▶ [TASK DIRECTIONS]: Filter out everything except lines holding "Elektrowerkzeuge".

[begin INPUT FOR THIS TASK]

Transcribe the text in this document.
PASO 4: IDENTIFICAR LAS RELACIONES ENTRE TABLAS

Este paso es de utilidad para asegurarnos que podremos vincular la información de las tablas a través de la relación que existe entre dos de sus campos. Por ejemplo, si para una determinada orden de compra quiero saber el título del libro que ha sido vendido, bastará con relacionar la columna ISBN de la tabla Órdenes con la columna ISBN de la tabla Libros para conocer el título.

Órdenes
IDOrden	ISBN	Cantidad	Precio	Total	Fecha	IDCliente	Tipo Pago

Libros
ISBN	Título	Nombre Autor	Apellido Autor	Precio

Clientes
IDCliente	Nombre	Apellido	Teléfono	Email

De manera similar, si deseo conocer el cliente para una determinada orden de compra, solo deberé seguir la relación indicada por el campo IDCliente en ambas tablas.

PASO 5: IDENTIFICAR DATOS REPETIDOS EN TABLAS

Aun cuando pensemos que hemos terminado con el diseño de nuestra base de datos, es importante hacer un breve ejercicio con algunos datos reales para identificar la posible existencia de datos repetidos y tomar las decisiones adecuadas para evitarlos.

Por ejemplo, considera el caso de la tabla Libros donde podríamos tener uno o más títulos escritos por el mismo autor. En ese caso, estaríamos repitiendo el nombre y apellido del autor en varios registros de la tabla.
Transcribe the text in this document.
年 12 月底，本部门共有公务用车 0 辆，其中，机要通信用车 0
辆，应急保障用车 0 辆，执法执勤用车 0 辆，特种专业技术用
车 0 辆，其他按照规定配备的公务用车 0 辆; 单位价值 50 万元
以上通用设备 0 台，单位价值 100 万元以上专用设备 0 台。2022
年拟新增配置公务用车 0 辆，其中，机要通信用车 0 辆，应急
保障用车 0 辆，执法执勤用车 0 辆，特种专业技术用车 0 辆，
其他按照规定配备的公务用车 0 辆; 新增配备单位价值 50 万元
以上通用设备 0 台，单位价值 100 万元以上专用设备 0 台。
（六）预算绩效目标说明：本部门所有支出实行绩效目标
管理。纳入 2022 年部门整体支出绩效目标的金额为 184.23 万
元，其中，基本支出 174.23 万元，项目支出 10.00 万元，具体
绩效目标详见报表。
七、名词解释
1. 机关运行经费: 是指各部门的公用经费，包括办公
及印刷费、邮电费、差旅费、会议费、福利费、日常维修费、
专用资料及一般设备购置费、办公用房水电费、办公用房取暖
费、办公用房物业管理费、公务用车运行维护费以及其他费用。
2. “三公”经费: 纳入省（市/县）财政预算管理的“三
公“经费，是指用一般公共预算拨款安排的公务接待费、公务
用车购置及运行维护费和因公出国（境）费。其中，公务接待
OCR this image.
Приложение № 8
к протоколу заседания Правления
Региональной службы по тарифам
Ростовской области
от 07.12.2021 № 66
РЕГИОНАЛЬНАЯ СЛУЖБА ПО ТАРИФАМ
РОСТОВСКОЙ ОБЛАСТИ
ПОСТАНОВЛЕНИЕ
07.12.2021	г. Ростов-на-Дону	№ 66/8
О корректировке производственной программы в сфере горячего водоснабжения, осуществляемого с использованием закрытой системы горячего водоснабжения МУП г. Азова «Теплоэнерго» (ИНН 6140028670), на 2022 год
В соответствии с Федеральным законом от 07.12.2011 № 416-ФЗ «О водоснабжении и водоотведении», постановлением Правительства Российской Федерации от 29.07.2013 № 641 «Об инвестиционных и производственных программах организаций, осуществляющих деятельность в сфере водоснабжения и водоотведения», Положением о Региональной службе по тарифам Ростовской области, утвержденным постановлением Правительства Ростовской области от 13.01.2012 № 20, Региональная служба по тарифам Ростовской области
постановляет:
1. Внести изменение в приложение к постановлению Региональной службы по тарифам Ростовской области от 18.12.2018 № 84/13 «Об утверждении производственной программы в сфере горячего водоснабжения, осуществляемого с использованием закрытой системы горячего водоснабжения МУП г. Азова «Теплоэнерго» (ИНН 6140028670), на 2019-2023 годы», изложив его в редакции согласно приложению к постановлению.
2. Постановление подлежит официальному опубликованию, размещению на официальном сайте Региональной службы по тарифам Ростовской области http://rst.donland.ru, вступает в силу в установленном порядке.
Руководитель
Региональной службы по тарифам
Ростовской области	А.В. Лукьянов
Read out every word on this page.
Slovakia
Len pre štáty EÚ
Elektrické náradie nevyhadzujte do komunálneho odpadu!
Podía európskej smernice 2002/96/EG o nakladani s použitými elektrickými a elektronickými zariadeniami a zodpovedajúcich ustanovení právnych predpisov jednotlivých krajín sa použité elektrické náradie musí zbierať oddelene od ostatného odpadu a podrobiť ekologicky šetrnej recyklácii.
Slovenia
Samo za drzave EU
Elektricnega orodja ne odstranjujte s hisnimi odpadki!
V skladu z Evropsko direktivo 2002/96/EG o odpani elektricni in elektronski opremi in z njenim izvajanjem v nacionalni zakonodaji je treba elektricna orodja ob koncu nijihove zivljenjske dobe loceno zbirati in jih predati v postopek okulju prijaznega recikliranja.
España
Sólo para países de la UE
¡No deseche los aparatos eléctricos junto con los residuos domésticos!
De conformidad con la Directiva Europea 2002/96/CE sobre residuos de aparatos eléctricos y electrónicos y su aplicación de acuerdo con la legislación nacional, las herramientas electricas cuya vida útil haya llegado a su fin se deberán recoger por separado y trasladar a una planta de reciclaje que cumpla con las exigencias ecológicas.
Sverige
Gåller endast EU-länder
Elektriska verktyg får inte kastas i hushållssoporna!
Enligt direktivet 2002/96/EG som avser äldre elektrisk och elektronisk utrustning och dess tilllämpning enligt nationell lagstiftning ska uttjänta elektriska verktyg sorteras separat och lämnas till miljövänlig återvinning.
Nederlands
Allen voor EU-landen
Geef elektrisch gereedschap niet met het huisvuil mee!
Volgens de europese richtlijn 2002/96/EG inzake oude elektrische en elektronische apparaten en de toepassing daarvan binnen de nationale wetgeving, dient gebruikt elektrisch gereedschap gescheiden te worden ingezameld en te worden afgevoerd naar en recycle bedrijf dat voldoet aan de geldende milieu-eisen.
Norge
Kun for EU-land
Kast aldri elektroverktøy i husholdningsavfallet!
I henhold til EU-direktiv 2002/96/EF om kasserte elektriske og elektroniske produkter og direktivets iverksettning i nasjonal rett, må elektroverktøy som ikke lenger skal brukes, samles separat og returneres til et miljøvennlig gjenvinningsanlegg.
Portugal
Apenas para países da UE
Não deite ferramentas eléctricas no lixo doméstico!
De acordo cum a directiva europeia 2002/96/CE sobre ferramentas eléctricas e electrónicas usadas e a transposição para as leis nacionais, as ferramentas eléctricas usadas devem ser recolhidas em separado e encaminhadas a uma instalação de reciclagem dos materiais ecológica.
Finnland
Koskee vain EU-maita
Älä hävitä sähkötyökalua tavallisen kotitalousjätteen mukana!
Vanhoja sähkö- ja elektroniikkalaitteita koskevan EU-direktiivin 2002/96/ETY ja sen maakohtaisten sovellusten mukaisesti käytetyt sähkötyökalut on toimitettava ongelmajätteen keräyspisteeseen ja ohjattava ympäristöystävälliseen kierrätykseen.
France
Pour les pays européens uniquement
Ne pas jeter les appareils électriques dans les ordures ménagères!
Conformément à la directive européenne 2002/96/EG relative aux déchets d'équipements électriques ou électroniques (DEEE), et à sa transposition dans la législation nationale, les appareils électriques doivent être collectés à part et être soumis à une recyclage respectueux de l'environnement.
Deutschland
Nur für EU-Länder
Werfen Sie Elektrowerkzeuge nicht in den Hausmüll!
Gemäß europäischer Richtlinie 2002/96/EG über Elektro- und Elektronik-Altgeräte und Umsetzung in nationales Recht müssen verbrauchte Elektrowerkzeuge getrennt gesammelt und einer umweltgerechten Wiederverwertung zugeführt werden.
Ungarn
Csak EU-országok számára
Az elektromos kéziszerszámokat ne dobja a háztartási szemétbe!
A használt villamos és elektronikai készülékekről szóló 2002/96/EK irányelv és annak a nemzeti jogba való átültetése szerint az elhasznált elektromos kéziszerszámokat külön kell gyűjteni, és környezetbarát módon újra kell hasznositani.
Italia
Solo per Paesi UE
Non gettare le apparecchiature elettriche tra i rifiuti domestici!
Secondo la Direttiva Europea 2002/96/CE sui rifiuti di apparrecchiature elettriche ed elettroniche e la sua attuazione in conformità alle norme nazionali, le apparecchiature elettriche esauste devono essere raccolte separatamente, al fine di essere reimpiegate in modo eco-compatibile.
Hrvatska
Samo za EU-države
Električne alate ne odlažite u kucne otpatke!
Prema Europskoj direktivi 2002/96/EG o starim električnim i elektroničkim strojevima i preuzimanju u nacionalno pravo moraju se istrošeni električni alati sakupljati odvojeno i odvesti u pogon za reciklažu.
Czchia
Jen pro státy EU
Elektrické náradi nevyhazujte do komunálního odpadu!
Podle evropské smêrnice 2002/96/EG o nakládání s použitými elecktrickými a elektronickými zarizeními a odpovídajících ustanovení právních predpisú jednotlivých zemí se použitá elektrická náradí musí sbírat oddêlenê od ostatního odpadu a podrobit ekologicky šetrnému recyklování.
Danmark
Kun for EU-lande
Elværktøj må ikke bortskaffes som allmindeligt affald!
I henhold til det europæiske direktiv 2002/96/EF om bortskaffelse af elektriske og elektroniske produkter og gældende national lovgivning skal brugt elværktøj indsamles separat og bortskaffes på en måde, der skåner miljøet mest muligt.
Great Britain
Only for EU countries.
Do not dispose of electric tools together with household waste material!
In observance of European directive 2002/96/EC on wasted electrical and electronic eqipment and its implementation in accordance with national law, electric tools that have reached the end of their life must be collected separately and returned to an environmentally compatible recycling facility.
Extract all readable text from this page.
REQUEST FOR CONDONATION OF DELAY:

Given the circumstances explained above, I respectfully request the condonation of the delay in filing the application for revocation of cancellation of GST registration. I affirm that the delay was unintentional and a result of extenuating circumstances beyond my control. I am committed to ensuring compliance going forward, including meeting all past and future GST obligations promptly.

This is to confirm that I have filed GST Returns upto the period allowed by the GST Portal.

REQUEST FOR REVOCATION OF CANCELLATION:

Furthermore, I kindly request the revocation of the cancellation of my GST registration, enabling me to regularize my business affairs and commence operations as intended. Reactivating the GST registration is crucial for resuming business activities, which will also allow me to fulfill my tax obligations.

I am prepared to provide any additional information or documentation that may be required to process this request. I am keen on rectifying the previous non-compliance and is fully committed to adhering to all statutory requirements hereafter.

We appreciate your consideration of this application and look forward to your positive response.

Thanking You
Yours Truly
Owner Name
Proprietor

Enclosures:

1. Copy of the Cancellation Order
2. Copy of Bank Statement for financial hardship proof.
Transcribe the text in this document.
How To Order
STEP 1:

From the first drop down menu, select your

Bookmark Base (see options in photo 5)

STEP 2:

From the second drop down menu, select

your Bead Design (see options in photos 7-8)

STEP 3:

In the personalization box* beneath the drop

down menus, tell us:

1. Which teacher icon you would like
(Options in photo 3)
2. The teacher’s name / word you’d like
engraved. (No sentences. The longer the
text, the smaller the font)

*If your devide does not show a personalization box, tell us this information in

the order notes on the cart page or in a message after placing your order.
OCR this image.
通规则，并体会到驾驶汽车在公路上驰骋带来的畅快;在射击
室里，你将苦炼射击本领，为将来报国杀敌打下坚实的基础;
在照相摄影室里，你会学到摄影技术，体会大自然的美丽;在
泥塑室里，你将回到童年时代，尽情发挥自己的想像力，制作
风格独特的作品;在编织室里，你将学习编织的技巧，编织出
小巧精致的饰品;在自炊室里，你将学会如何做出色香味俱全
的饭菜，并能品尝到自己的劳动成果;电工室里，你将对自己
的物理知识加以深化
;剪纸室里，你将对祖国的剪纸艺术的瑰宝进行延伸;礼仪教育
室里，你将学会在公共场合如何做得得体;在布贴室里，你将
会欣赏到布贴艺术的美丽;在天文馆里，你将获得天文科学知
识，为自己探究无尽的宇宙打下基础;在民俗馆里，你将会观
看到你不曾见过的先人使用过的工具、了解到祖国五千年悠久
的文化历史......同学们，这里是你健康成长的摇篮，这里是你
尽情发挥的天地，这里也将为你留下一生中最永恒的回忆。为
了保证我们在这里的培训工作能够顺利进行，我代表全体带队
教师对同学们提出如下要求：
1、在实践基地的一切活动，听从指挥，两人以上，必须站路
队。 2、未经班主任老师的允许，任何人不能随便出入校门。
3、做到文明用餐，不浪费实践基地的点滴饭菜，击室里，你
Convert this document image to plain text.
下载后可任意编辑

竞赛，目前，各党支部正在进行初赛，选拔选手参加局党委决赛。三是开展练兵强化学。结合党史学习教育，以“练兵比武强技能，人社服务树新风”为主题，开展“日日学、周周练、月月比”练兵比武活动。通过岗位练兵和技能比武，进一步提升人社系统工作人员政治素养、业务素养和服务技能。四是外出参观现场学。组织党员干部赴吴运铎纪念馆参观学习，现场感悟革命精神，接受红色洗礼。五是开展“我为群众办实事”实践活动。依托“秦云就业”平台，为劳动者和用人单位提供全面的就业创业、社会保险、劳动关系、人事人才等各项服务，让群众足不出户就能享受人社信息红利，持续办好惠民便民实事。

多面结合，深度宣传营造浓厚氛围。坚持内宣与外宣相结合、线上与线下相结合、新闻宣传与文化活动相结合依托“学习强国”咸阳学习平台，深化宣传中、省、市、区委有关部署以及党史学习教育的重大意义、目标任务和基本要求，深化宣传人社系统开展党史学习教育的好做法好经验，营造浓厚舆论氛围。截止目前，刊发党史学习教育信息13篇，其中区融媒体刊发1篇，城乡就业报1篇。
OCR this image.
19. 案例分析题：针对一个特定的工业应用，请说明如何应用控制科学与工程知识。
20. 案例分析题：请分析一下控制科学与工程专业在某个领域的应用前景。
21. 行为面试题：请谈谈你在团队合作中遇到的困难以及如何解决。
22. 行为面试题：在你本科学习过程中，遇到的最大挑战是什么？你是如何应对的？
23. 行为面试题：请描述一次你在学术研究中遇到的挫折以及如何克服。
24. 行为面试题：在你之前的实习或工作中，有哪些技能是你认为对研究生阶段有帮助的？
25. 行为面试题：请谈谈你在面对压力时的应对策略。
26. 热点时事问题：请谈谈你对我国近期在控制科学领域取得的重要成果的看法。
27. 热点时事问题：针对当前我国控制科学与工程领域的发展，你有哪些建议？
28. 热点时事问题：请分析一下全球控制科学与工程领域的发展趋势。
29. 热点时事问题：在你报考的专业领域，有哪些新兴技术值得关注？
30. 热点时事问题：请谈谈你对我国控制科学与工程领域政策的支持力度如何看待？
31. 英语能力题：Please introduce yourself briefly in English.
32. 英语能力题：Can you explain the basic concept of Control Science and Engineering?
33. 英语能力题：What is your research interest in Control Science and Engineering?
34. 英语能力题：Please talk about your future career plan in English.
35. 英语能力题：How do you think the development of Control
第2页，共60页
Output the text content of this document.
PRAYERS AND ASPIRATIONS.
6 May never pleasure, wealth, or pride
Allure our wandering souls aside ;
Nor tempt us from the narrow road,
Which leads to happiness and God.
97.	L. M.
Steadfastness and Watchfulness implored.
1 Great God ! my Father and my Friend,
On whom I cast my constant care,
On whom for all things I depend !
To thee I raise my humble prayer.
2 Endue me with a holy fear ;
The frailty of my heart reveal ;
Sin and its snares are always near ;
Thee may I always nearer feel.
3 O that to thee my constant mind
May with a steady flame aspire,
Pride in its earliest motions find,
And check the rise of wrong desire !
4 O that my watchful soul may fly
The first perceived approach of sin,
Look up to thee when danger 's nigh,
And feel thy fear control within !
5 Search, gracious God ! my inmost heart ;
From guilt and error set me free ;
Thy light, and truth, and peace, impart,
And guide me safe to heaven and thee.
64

[end INPUT FOR THIS TASK]

▶ [TASK OUTPUT]:
Werfen Sie Elektrowerkzeuge nicht in den Hausmüll!
Gemäß europäischer Richtlinie 2002/96/EG über Elektro- und Elektronik-Altgeräte und Umsetzung in nationales Recht müssen verbrauchte Elektrowerkzeuge getrennt gesammelt und einer umweltgerechten Wiederverwertung zugeführt werden.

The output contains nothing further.